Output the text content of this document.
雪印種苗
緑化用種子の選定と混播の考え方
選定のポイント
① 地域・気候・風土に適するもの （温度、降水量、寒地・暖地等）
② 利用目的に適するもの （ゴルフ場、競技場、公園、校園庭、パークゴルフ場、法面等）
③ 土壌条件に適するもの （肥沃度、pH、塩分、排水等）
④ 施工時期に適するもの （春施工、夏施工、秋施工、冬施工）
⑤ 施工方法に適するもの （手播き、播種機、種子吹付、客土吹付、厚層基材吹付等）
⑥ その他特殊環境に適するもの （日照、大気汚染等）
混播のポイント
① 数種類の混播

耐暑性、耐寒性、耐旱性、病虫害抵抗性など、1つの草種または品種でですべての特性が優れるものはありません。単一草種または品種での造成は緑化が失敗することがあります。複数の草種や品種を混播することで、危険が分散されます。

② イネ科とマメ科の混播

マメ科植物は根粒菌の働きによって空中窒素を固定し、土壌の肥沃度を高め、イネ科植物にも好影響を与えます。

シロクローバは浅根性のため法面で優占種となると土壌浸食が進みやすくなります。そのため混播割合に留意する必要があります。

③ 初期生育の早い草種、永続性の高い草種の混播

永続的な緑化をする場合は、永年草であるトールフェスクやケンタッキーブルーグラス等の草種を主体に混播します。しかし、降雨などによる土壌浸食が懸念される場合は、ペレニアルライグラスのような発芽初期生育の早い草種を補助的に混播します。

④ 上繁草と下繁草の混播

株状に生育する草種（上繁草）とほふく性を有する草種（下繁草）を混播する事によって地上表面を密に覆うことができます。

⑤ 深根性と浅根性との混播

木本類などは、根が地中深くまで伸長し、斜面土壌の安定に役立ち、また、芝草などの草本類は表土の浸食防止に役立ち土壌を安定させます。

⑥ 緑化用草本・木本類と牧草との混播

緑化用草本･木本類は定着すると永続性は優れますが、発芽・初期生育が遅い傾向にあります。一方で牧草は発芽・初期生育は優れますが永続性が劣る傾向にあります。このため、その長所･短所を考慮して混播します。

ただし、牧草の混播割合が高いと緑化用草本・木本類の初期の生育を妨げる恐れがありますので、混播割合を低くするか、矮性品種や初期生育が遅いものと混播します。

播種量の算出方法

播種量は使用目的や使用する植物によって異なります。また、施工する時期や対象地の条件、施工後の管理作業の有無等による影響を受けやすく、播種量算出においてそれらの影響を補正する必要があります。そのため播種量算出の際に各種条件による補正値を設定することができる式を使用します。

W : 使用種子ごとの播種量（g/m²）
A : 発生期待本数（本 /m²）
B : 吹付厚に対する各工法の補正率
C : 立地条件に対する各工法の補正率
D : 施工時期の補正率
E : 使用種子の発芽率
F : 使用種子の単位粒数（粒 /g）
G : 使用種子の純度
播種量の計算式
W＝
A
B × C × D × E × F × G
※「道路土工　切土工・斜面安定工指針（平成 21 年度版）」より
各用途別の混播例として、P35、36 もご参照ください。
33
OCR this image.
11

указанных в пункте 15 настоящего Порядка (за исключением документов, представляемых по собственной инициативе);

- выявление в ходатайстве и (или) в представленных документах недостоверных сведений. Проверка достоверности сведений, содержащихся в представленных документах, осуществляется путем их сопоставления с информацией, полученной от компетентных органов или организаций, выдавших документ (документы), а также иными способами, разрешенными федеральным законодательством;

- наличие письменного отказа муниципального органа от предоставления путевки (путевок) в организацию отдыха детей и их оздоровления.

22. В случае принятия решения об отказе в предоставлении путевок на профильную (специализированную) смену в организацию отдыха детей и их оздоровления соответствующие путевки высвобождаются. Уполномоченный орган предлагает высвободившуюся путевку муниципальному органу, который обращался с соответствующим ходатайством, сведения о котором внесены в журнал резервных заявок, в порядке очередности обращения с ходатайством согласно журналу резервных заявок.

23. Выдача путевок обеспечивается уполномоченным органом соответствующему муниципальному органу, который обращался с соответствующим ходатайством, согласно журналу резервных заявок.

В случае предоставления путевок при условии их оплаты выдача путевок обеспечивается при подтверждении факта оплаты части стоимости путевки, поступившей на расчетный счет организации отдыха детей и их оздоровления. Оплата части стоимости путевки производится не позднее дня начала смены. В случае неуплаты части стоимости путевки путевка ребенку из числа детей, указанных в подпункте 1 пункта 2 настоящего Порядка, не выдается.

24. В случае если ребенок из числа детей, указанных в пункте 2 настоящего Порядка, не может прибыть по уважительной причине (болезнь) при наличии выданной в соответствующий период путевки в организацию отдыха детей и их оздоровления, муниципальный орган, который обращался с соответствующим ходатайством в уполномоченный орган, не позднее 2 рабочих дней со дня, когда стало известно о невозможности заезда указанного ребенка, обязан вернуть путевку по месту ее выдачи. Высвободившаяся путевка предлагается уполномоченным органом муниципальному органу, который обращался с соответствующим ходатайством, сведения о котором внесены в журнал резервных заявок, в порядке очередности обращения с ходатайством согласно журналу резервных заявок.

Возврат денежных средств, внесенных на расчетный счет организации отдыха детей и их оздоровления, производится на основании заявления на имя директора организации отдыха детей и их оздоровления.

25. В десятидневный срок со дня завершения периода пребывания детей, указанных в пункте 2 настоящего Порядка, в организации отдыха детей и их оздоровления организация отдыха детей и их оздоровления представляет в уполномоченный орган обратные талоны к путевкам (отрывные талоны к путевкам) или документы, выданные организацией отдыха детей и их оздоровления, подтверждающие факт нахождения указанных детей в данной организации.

•••

Extract each line of the listing above, copying it word for word.

SOLVED EXERCISE:
Output the text content of this document.
雪印種苗
緑化用種子の選定と混播の考え方
選定のポイント
① 地域・気候・風土に適するもの （温度、降水量、寒地・暖地等）
② 利用目的に適するもの （ゴルフ場、競技場、公園、校園庭、パークゴルフ場、法面等）
③ 土壌条件に適するもの （肥沃度、pH、塩分、排水等）
④ 施工時期に適するもの （春施工、夏施工、秋施工、冬施工）
⑤ 施工方法に適するもの （手播き、播種機、種子吹付、客土吹付、厚層基材吹付等）
⑥ その他特殊環境に適するもの （日照、大気汚染等）
混播のポイント
① 数種類の混播

耐暑性、耐寒性、耐旱性、病虫害抵抗性など、1つの草種または品種でですべての特性が優れるものはありません。単一草種または品種での造成は緑化が失敗することがあります。複数の草種や品種を混播することで、危険が分散されます。

② イネ科とマメ科の混播

マメ科植物は根粒菌の働きによって空中窒素を固定し、土壌の肥沃度を高め、イネ科植物にも好影響を与えます。

シロクローバは浅根性のため法面で優占種となると土壌浸食が進みやすくなります。そのため混播割合に留意する必要があります。

③ 初期生育の早い草種、永続性の高い草種の混播

永続的な緑化をする場合は、永年草であるトールフェスクやケンタッキーブルーグラス等の草種を主体に混播します。しかし、降雨などによる土壌浸食が懸念される場合は、ペレニアルライグラスのような発芽初期生育の早い草種を補助的に混播します。

④ 上繁草と下繁草の混播

株状に生育する草種（上繁草）とほふく性を有する草種（下繁草）を混播する事によって地上表面を密に覆うことができます。

⑤ 深根性と浅根性との混播

木本類などは、根が地中深くまで伸長し、斜面土壌の安定に役立ち、また、芝草などの草本類は表土の浸食防止に役立ち土壌を安定させます。

⑥ 緑化用草本・木本類と牧草との混播

緑化用草本･木本類は定着すると永続性は優れますが、発芽・初期生育が遅い傾向にあります。一方で牧草は発芽・初期生育は優れますが永続性が劣る傾向にあります。このため、その長所･短所を考慮して混播します。

ただし、牧草の混播割合が高いと緑化用草本・木本類の初期の生育を妨げる恐れがありますので、混播割合を低くするか、矮性品種や初期生育が遅いものと混播します。

播種量の算出方法

播種量は使用目的や使用する植物によって異なります。また、施工する時期や対象地の条件、施工後の管理作業の有無等による影響を受けやすく、播種量算出においてそれらの影響を補正する必要があります。そのため播種量算出の際に各種条件による補正値を設定することができる式を使用します。

W : 使用種子ごとの播種量（g/m²）
A : 発生期待本数（本 /m²）
B : 吹付厚に対する各工法の補正率
C : 立地条件に対する各工法の補正率
D : 施工時期の補正率
E : 使用種子の発芽率
F : 使用種子の単位粒数（粒 /g）
G : 使用種子の純度
播種量の計算式
W＝
A
B × C × D × E × F × G
※「道路土工　切土工・斜面安定工指針（平成 21 年度版）」より
各用途別の混播例として、P35、36 もご参照ください。
33
OCR this image.
11

указанных в пункте 15 настоящего Порядка (за исключением документов, представляемых по собственной инициативе);

- выявление в ходатайстве и (или) в представленных документах недостоверных сведений. Проверка достоверности сведений, содержащихся в представленных документах, осуществляется путем их сопоставления с информацией, полученной от компетентных органов или организаций, выдавших документ (документы), а также иными способами, разрешенными федеральным законодательством;

- наличие письменного отказа муниципального органа от предоставления путевки (путевок) в организацию отдыха детей и их оздоровления.

22. В случае принятия решения об отказе в предоставлении путевок на профильную (специализированную) смену в организацию отдыха детей и их оздоровления соответствующие путевки высвобождаются. Уполномоченный орган предлагает высвободившуюся путевку муниципальному органу, который обращался с соответствующим ходатайством, сведения о котором внесены в журнал резервных заявок, в порядке очередности обращения с ходатайством согласно журналу резервных заявок.

23. Выдача путевок обеспечивается уполномоченным органом соответствующему муниципальному органу, который обращался с соответствующим ходатайством, согласно журналу резервных заявок.

В случае предоставления путевок при условии их оплаты выдача путевок обеспечивается при подтверждении факта оплаты части стоимости путевки, поступившей на расчетный счет организации отдыха детей и их оздоровления. Оплата части стоимости путевки производится не позднее дня начала смены. В случае неуплаты части стоимости путевки путевка ребенку из числа детей, указанных в подпункте 1 пункта 2 настоящего Порядка, не выдается.

24. В случае если ребенок из числа детей, указанных в пункте 2 настоящего Порядка, не может прибыть по уважительной причине (болезнь) при наличии выданной в соответствующий период путевки в организацию отдыха детей и их оздоровления, муниципальный орган, который обращался с соответствующим ходатайством в уполномоченный орган, не позднее 2 рабочих дней со дня, когда стало известно о невозможности заезда указанного ребенка, обязан вернуть путевку по месту ее выдачи. Высвободившаяся путевка предлагается уполномоченным органом муниципальному органу, который обращался с соответствующим ходатайством, сведения о котором внесены в журнал резервных заявок, в порядке очередности обращения с ходатайством согласно журналу резервных заявок.

Возврат денежных средств, внесенных на расчетный счет организации отдыха детей и их оздоровления, производится на основании заявления на имя директора организации отдыха детей и их оздоровления.

25. В десятидневный срок со дня завершения периода пребывания детей, указанных в пункте 2 настоящего Порядка, в организации отдыха детей и их оздоровления организация отдыха детей и их оздоровления представляет в уполномоченный орган обратные талоны к путевкам (отрывные талоны к путевкам) или документы, выданные организацией отдыха детей и их оздоровления, подтверждающие факт нахождения указанных детей в данной организации.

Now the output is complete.